Dataset entries
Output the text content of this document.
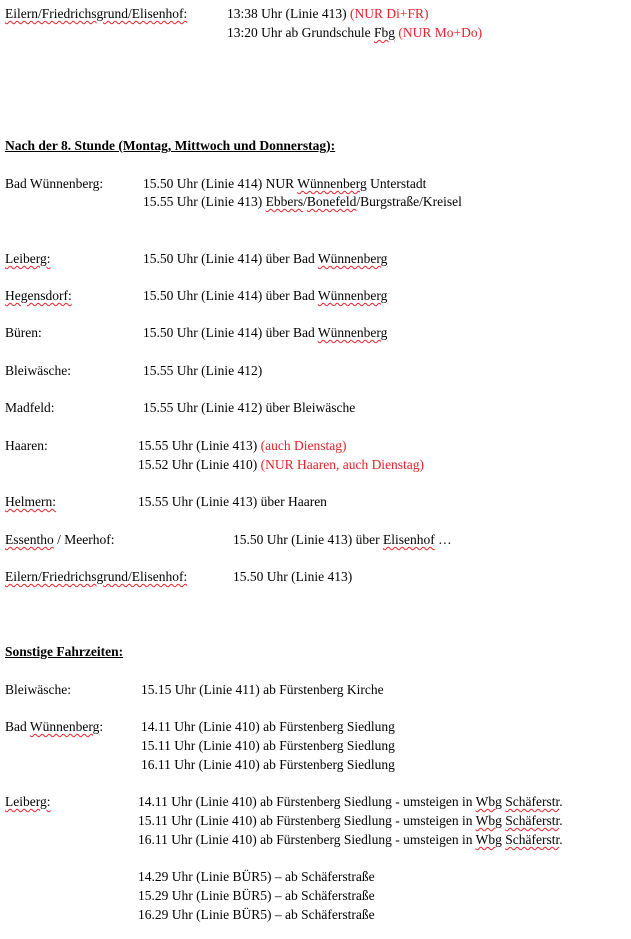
Eilern/Friedrichsgrund/Elisenhof:	13:38 Uhr (Linie 413) (NUR Di+FR)
13:20 Uhr ab Grundschule Fbg (NUR Mo+Do)
Nach der 8. Stunde (Montag, Mittwoch und Donnerstag):
Bad Wünnenberg:	15.50 Uhr (Linie 414) NUR Wünnenberg Unterstadt
15.55 Uhr (Linie 413) Ebbers/Bonefeld/Burgstraße/Kreisel
Leiberg:	15.50 Uhr (Linie 414) über Bad Wünnenberg
Hegensdorf:	15.50 Uhr (Linie 414) über Bad Wünnenberg
Büren:	15.50 Uhr (Linie 414) über Bad Wünnenberg
Bleiwäsche:	15.55 Uhr (Linie 412)
Madfeld:	15.55 Uhr (Linie 412) über Bleiwäsche
Haaren:	15.55 Uhr (Linie 413) (auch Dienstag)
15.52 Uhr (Linie 410) (NUR Haaren, auch Dienstag)
Helmern:	15.55 Uhr (Linie 413) über Haaren
Essentho / Meerhof:	15.50 Uhr (Linie 413) über Elisenhof …
Eilern/Friedrichsgrund/Elisenhof:	15.50 Uhr (Linie 413)
Sonstige Fahrzeiten:
Bleiwäsche:	15.15 Uhr (Linie 411) ab Fürstenberg Kirche
Bad Wünnenberg:	14.11 Uhr (Linie 410) ab Fürstenberg Siedlung
15.11 Uhr (Linie 410) ab Fürstenberg Siedlung
16.11 Uhr (Linie 410) ab Fürstenberg Siedlung
Leiberg:	14.11 Uhr (Linie 410) ab Fürstenberg Siedlung - umsteigen in Wbg Schäferstr.
15.11 Uhr (Linie 410) ab Fürstenberg Siedlung - umsteigen in Wbg Schäferstr.
16.11 Uhr (Linie 410) ab Fürstenberg Siedlung - umsteigen in Wbg Schäferstr.
14.29 Uhr (Linie BÜR5) – ab Schäferstraße
15.29 Uhr (Linie BÜR5) – ab Schäferstraße
16.29 Uhr (Linie BÜR5) – ab Schäferstraße
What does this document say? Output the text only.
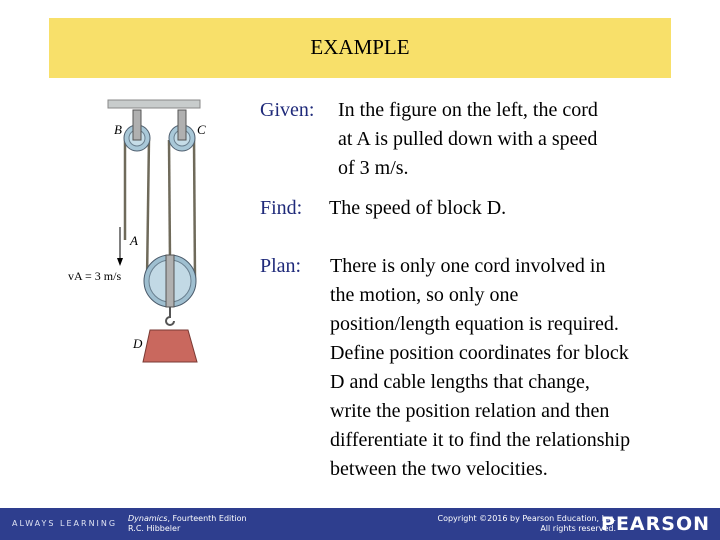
EXAMPLE
B	C
A
D
vA = 3 m/s
Given: In the figure on the left, the cord
at A is pulled down with a speed
of 3 m/s.
Find: The speed of block D.
Plan: There is only one cord involved in
the motion, so only one
position/length equation is required.
Define position coordinates for block
D and cable lengths that change,
write the position relation and then
differentiate it to find the relationship
between the two velocities.
ALWAYS LEARNING
Dynamics, Fourteenth Edition
R.C. Hibbeler
Copyright ©2016 by Pearson Education, Inc.
All rights reserved.
PEARSON
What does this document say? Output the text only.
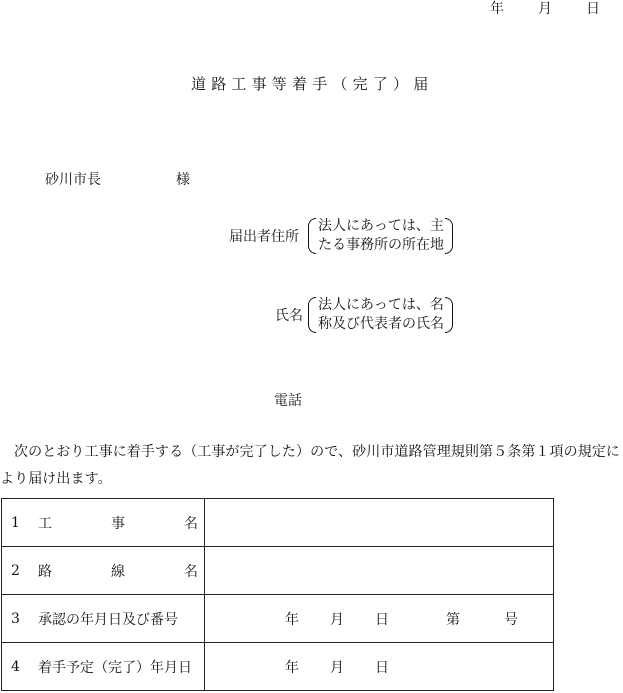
年 月 日
道路工事等着手（完了）届
砂川市長	様
届出者住所
法人にあっては、主
たる事務所の所在地
氏名
法人にあっては、名
称及び代表者の氏名
電話
次のとおり工事に着手する（工事が完了した）ので、砂川市道路管理規則第５条第１項の規定により届け出ます。
1 工 事 名	

2 路 線 名	

3 承認の年月日及び番号	年 月 日 第 号

4 着手予定（完了）年月日	年 月 日
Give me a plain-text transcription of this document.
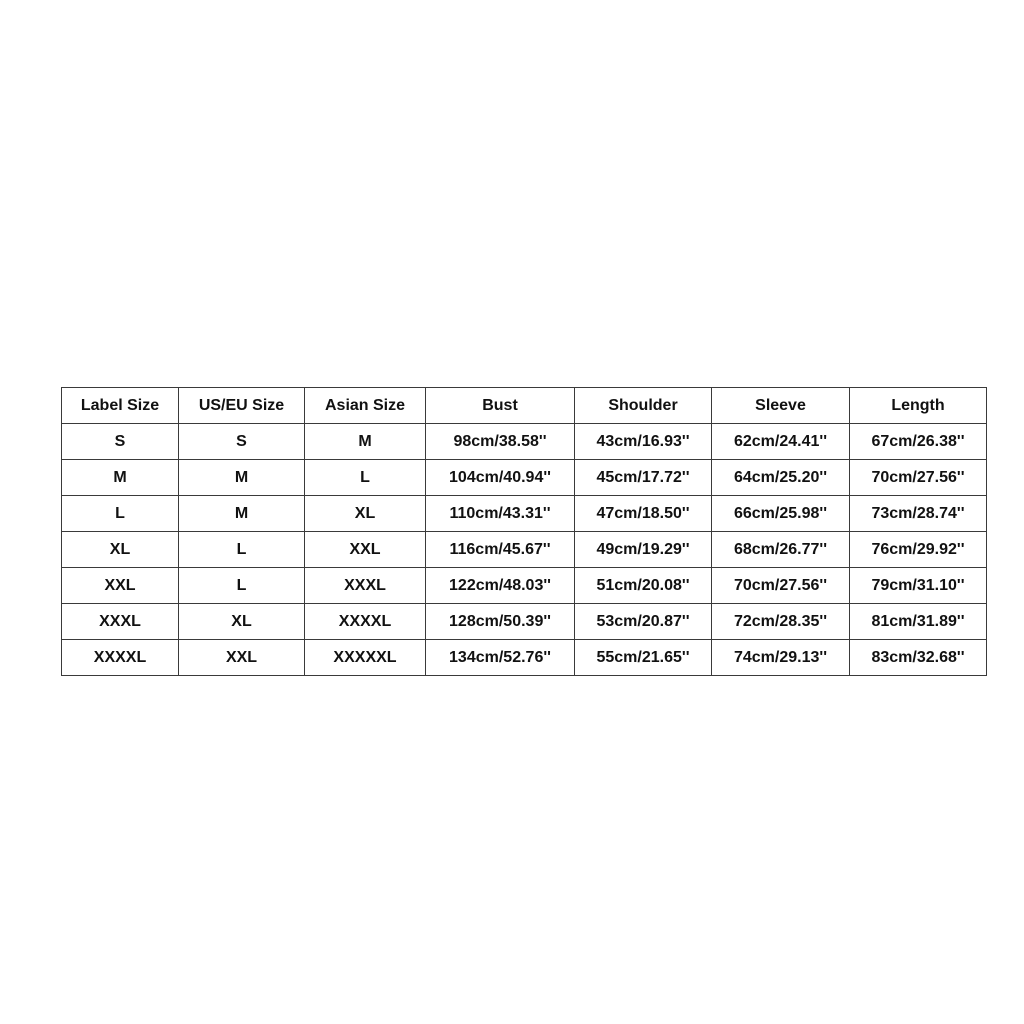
Label Size	US/EU Size	Asian Size	Bust	Shoulder	Sleeve	Length
S	S	M	98cm/38.58''	43cm/16.93''	62cm/24.41''	67cm/26.38''
M	M	L	104cm/40.94''	45cm/17.72''	64cm/25.20''	70cm/27.56''
L	M	XL	110cm/43.31''	47cm/18.50''	66cm/25.98''	73cm/28.74''
XL	L	XXL	116cm/45.67''	49cm/19.29''	68cm/26.77''	76cm/29.92''
XXL	L	XXXL	122cm/48.03''	51cm/20.08''	70cm/27.56''	79cm/31.10''
XXXL	XL	XXXXL	128cm/50.39''	53cm/20.87''	72cm/28.35''	81cm/31.89''
XXXXL	XXL	XXXXXL	134cm/52.76''	55cm/21.65''	74cm/29.13''	83cm/32.68''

→ Written exercise:
Select every line of the records holding the string "Fürstenberg".

→ Written response:
Bleiwäsche:	15.15 Uhr (Linie 411) ab Fürstenberg Kirche
Bad Wünnenberg:	14.11 Uhr (Linie 410) ab Fürstenberg Siedlung
15.11 Uhr (Linie 410) ab Fürstenberg Siedlung
16.11 Uhr (Linie 410) ab Fürstenberg Siedlung
Leiberg:	14.11 Uhr (Linie 410) ab Fürstenberg Siedlung - umsteigen in Wbg Schäferstr.
15.11 Uhr (Linie 410) ab Fürstenberg Siedlung - umsteigen in Wbg Schäferstr.
16.11 Uhr (Linie 410) ab Fürstenberg Siedlung - umsteigen in Wbg Schäferstr.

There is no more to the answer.